▶ **Directions**:
Of the lines in the entries below, state how many hold the word "Water". Say nothing else.

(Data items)
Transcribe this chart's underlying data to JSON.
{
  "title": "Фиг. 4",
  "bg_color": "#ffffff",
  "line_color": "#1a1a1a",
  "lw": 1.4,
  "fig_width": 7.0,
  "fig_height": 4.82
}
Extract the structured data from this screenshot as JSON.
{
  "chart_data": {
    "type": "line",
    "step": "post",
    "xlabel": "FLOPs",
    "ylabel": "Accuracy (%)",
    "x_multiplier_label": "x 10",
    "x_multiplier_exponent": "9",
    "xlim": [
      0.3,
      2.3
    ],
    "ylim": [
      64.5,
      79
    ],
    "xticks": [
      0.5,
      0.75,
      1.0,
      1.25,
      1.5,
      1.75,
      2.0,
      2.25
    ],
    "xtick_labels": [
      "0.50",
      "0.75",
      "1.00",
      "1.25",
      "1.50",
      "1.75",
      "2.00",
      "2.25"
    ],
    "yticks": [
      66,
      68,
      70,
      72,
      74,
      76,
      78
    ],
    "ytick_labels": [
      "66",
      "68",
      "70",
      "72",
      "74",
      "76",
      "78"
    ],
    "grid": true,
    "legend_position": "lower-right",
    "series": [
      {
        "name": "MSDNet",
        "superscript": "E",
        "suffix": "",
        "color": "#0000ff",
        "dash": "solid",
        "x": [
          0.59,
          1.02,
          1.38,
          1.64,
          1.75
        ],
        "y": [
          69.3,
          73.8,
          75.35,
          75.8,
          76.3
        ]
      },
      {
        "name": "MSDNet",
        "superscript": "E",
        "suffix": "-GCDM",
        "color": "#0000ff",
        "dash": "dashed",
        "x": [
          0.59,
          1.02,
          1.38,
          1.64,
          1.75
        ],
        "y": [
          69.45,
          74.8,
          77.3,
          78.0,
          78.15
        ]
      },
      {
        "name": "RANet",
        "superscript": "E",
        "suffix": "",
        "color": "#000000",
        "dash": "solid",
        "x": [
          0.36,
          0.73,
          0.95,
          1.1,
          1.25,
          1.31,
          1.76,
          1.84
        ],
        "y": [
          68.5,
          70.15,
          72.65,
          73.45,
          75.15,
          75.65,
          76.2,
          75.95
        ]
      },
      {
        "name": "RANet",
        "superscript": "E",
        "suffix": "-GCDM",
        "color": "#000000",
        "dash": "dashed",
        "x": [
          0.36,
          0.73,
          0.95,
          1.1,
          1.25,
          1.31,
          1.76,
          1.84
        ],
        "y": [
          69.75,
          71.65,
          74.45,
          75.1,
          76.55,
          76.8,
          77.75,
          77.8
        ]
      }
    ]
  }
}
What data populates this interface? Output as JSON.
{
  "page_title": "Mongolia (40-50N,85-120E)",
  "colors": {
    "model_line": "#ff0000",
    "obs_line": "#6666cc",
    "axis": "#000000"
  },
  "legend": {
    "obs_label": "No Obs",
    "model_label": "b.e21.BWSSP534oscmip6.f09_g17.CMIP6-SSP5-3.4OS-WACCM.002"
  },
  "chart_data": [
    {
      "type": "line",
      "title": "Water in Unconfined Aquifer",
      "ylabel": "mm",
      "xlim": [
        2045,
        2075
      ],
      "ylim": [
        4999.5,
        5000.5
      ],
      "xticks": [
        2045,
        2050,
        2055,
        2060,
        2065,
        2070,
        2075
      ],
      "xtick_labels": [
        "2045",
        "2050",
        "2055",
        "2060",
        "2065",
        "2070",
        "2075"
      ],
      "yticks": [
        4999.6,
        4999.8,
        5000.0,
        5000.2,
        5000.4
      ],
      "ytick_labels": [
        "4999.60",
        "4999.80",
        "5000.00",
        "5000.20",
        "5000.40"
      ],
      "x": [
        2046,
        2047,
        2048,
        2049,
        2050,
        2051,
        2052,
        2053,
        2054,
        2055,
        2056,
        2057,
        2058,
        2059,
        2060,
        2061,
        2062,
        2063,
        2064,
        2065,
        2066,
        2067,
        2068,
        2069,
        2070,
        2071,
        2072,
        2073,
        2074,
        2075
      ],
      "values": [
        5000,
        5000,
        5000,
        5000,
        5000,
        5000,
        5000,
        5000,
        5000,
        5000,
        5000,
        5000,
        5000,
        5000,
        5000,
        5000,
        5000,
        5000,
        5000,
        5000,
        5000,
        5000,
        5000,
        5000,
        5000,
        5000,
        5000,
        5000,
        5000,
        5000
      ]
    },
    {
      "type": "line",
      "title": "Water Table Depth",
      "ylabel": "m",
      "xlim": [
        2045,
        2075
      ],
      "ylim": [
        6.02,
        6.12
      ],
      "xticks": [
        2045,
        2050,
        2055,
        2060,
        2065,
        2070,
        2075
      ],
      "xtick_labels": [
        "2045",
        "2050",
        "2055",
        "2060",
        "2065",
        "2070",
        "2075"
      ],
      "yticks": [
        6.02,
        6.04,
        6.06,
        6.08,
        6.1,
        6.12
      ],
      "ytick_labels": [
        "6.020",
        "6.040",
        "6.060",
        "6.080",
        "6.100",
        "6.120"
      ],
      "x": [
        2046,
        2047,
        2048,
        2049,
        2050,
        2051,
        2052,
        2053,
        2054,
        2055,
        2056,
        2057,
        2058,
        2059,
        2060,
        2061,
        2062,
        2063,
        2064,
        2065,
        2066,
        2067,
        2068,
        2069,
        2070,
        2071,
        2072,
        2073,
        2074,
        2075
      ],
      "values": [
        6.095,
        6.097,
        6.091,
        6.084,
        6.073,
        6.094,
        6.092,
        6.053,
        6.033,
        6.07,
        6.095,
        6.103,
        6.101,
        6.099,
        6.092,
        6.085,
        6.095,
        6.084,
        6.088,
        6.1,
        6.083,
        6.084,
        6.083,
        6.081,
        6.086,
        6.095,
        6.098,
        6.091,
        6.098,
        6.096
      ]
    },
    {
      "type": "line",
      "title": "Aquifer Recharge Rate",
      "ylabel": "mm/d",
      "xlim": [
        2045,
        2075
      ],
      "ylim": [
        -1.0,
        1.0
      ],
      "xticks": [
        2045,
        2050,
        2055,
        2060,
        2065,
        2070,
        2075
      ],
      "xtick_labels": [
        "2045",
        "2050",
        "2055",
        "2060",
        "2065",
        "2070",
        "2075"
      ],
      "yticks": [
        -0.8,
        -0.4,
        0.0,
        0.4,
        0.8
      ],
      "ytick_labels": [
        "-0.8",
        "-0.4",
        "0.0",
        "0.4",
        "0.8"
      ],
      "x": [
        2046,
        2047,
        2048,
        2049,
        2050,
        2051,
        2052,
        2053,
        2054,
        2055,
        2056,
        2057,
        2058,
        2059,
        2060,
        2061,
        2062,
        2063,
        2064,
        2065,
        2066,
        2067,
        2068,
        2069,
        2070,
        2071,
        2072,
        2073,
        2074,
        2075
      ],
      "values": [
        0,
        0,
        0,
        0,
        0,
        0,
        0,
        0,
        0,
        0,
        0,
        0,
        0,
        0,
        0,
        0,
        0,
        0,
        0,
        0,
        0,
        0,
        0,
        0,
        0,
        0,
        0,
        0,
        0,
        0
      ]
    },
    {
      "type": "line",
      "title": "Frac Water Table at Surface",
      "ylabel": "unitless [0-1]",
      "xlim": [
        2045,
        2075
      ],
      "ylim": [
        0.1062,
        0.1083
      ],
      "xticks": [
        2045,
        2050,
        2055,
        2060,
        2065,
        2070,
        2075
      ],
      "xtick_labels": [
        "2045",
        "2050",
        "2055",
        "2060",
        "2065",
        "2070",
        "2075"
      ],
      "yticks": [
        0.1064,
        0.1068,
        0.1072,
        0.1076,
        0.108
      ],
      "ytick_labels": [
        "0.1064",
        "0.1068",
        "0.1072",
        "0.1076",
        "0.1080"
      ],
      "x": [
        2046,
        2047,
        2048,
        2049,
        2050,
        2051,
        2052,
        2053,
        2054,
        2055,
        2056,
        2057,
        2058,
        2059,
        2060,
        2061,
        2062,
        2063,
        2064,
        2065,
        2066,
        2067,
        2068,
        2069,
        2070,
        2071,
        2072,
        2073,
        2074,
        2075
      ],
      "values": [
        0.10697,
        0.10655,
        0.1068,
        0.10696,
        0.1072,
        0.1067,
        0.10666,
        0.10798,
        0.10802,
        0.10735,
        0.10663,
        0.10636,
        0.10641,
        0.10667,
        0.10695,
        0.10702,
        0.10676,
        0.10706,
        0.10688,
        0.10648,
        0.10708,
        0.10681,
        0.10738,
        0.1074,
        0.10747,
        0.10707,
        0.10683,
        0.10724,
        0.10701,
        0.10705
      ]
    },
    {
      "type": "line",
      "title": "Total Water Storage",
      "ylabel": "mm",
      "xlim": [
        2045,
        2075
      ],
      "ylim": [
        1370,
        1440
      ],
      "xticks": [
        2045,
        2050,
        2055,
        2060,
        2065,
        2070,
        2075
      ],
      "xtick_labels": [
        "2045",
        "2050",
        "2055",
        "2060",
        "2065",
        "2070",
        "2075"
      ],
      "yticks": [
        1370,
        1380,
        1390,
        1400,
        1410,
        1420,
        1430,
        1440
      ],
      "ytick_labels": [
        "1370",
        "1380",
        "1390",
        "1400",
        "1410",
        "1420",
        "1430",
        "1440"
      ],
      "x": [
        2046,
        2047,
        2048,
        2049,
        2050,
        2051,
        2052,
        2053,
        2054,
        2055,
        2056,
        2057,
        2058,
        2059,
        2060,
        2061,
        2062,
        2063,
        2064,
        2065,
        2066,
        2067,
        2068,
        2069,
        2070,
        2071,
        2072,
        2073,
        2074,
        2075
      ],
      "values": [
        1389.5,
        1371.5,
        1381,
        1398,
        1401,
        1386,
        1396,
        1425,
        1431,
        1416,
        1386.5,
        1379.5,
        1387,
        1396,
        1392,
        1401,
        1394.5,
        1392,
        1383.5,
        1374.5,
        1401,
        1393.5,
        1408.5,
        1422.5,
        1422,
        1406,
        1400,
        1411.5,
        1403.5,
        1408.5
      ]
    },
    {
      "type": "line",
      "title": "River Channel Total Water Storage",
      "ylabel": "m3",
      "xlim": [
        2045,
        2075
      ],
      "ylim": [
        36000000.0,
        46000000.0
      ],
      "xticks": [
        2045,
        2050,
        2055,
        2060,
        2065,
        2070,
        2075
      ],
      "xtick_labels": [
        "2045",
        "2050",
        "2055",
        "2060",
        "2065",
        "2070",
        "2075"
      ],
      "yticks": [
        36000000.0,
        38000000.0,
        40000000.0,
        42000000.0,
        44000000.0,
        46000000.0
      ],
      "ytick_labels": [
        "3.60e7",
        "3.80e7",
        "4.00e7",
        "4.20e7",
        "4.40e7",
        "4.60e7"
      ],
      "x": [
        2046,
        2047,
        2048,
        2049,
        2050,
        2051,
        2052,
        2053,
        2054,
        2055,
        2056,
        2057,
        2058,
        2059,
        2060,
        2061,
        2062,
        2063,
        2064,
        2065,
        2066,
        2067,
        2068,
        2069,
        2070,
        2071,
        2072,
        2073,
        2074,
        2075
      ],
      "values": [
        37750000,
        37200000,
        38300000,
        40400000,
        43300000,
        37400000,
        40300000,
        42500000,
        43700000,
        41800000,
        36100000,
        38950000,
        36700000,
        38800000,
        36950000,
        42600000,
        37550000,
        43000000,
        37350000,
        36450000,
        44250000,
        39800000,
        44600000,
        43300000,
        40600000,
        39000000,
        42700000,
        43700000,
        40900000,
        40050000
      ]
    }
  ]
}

▶ **Worked answer**:
5